▶ OBJECTIVE
In the records below, find each line containing the word "牢固树立正确政绩观" and copy it.

▶ ROWS
• • • • •

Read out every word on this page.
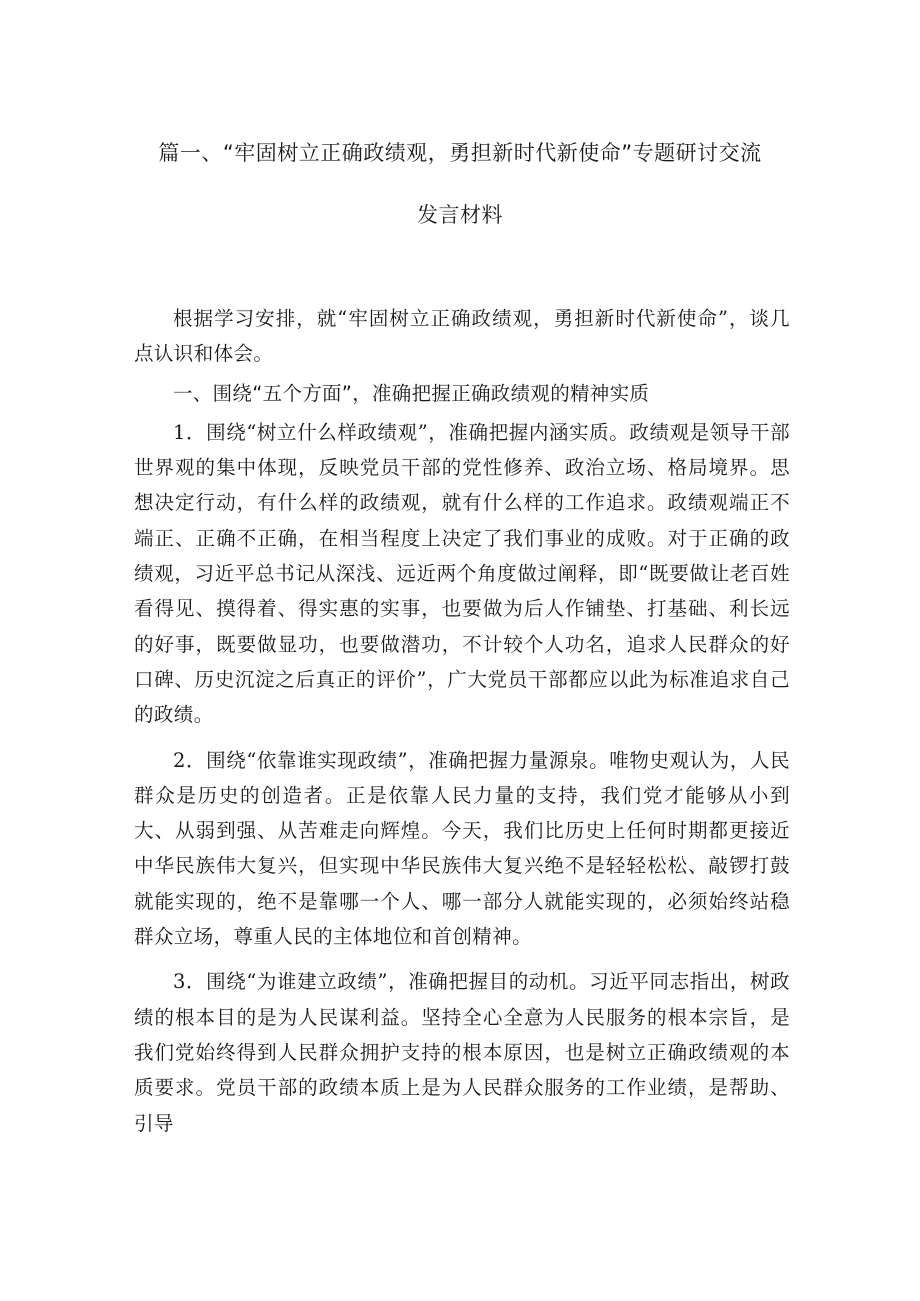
篇一、“牢固树立正确政绩观，勇担新时代新使命”专题研讨交流
发言材料

根据学习安排，就“牢固树立正确政绩观，勇担新时代新使命”，谈几点认识和体会。

一、围绕“五个方面”，准确把握正确政绩观的精神实质

1．围绕“树立什么样政绩观”，准确把握内涵实质。政绩观是领导干部世界观的集中体现，反映党员干部的党性修养、政治立场、格局境界。思想决定行动，有什么样的政绩观，就有什么样的工作追求。政绩观端正不端正、正确不正确，在相当程度上决定了我们事业的成败。对于正确的政绩观，习近平总书记从深浅、远近两个角度做过阐释，即“既要做让老百姓看得见、摸得着、得实惠的实事，也要做为后人作铺垫、打基础、利长远的好事，既要做显功，也要做潜功，不计较个人功名，追求人民群众的好口碑、历史沉淀之后真正的评价”，广大党员干部都应以此为标准追求自己的政绩。

2．围绕“依靠谁实现政绩”，准确把握力量源泉。唯物史观认为，人民群众是历史的创造者。正是依靠人民力量的支持，我们党才能够从小到大、从弱到强、从苦难走向辉煌。今天，我们比历史上任何时期都更接近中华民族伟大复兴，但实现中华民族伟大复兴绝不是轻轻松松、敲锣打鼓就能实现的，绝不是靠哪一个人、哪一部分人就能实现的，必须始终站稳群众立场，尊重人民的主体地位和首创精神。

3．围绕“为谁建立政绩”，准确把握目的动机。习近平同志指出，树政绩的根本目的是为人民谋利益。坚持全心全意为人民服务的根本宗旨，是我们党始终得到人民群众拥护支持的根本原因，也是树立正确政绩观的本质要求。党员干部的政绩本质上是为人民群众服务的工作业绩，是帮助、引导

• • • • •

▶ WRITTEN SOLUTION
篇一、“牢固树立正确政绩观，勇担新时代新使命”专题研讨交流
根据学习安排，就“牢固树立正确政绩观，勇担新时代新使命”，谈几点认识和体会。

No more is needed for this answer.